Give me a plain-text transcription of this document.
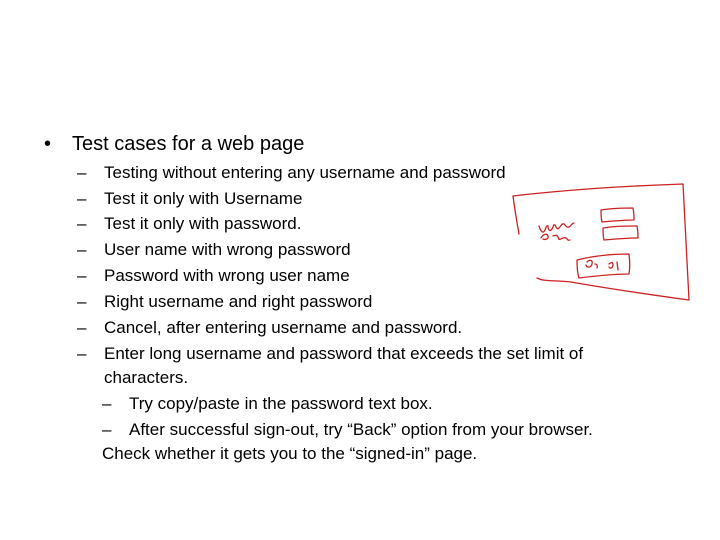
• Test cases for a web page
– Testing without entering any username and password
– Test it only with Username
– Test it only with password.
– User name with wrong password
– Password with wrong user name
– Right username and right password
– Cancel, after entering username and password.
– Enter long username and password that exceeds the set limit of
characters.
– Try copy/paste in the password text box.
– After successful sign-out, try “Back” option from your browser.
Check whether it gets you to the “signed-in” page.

=======

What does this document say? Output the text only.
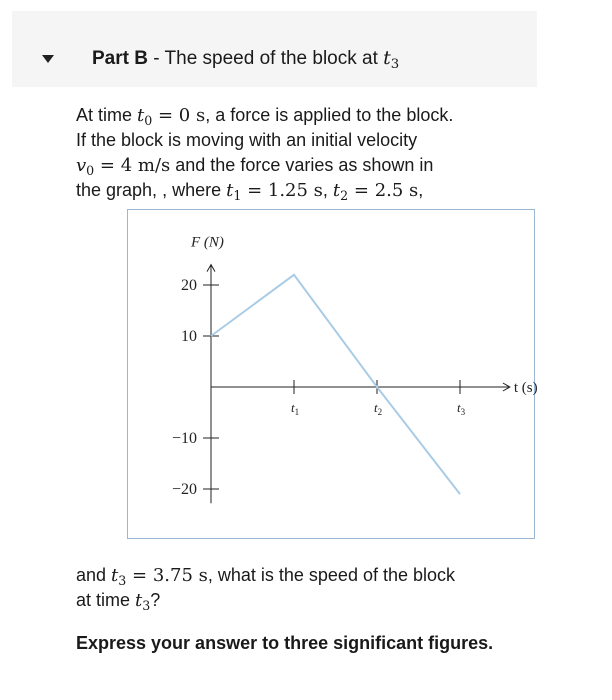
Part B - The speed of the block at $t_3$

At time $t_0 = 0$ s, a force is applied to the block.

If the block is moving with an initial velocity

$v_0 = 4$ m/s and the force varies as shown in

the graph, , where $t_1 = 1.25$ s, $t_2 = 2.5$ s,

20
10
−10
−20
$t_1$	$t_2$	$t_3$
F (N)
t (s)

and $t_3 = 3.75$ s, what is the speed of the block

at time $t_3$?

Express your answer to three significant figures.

=======

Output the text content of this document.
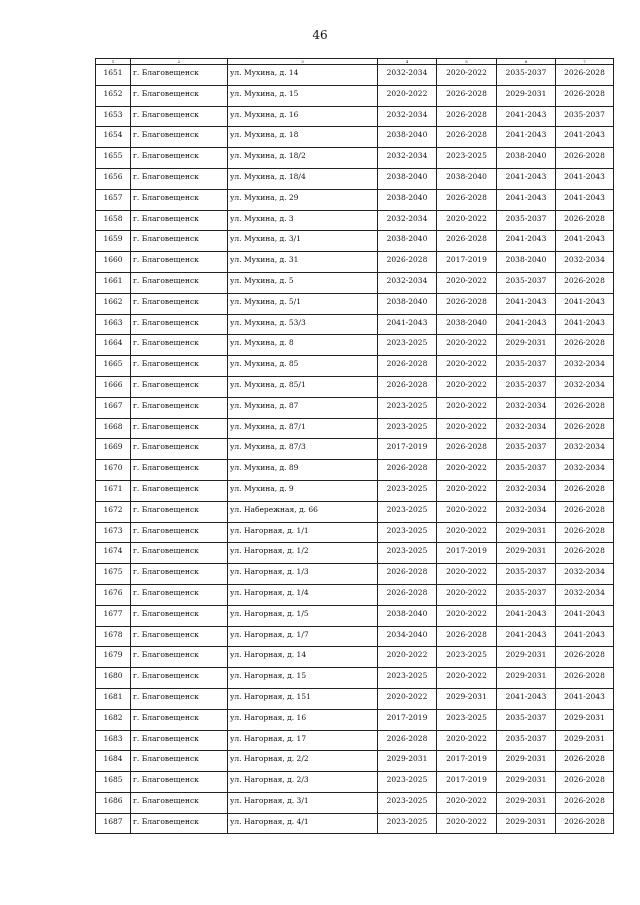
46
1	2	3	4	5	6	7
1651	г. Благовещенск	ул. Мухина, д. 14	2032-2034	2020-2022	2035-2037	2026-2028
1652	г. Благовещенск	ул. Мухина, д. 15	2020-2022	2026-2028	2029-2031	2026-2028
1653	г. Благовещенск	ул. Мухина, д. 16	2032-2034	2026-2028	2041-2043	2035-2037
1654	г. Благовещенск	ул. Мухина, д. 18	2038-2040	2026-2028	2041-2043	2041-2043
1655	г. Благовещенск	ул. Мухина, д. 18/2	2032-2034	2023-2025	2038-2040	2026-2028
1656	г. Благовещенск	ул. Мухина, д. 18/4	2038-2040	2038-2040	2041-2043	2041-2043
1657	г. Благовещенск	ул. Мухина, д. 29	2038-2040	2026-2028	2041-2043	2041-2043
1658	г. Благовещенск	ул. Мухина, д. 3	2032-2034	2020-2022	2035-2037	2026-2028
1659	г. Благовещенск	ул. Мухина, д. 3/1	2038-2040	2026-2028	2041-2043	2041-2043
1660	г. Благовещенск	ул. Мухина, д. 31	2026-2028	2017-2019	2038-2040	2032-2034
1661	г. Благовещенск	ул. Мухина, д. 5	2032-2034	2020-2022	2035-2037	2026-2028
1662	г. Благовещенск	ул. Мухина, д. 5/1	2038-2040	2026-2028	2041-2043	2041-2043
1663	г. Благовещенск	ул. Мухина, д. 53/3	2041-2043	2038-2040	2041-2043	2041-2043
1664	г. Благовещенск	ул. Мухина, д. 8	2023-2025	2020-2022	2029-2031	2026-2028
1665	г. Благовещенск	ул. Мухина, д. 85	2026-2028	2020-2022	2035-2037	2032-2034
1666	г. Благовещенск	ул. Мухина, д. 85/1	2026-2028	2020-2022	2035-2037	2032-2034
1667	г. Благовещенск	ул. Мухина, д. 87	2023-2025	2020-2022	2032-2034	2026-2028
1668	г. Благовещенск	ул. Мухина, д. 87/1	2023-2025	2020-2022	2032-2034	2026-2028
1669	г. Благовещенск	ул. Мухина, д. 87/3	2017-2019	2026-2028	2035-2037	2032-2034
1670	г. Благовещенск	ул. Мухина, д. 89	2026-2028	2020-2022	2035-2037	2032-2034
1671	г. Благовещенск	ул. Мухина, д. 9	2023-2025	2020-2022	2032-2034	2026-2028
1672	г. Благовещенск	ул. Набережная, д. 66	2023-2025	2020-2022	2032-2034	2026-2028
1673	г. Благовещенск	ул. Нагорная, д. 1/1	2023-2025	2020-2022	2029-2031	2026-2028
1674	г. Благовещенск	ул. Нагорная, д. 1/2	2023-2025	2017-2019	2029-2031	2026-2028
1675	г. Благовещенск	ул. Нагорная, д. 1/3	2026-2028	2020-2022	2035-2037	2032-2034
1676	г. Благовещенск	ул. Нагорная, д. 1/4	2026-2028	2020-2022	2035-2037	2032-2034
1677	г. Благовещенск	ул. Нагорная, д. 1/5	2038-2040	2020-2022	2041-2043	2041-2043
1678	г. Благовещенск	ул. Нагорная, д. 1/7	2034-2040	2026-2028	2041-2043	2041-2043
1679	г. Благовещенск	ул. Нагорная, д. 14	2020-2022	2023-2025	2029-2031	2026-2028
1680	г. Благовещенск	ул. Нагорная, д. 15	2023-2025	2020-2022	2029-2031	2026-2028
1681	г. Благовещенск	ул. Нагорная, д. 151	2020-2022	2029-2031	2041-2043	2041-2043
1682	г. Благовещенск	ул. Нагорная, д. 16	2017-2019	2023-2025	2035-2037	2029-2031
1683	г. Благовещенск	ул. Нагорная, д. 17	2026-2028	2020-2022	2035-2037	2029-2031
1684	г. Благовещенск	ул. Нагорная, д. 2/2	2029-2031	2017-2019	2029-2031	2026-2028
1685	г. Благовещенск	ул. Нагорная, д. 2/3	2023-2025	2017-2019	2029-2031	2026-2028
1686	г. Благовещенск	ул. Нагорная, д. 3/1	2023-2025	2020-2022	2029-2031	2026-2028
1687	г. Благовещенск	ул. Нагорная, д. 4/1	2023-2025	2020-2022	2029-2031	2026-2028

=======

▶ [WHAT YOU ARE ASKED TO DO]: Copy out every line in the entries above that holds "wrong".

▶ [EXPECTED ANSWER]:
– User name with wrong password
– Password with wrong user name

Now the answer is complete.